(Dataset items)
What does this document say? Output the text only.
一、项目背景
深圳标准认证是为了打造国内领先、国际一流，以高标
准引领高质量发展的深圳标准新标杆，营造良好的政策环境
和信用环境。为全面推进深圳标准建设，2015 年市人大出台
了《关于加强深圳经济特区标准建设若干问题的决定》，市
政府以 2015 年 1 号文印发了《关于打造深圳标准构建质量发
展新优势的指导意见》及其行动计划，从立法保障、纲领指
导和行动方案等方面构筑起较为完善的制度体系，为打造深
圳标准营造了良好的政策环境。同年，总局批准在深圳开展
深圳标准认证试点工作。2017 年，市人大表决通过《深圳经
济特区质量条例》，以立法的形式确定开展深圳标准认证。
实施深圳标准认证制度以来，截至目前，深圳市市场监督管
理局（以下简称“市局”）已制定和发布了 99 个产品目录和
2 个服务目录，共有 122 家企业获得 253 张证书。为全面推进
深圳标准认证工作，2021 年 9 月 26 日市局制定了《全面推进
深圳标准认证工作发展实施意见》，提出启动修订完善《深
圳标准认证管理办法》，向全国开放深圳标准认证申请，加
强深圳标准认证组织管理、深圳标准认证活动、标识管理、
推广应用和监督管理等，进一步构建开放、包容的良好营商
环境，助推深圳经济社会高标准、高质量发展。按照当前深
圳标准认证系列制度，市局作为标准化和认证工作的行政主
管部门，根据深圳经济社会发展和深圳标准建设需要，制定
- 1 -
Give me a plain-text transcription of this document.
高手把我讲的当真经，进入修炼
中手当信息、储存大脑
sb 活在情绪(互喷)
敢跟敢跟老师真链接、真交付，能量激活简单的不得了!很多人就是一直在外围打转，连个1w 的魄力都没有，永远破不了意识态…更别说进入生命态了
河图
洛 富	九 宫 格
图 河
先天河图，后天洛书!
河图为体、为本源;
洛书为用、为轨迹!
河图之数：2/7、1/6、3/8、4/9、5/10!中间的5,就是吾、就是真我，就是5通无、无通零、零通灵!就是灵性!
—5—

__REQUIRED TASK__.
Output an exact copy of the lines beginning at the one that holds "Give me a plain-text" and running through the final line of the records.

__OUTPUT OF THE EXERCISE__.
Give me a plain-text transcription of this document.
高手把我讲的当真经，进入修炼
中手当信息、储存大脑
sb 活在情绪(互喷)
敢跟敢跟老师真链接、真交付，能量激活简单的不得了!很多人就是一直在外围打转，连个1w 的魄力都没有，永远破不了意识态…更别说进入生命态了
河图
洛 富	九 宫 格
图 河
先天河图，后天洛书!
河图为体、为本源;
洛书为用、为轨迹!
河图之数：2/7、1/6、3/8、4/9、5/10!中间的5,就是吾、就是真我，就是5通无、无通零、零通灵!就是灵性!
—5—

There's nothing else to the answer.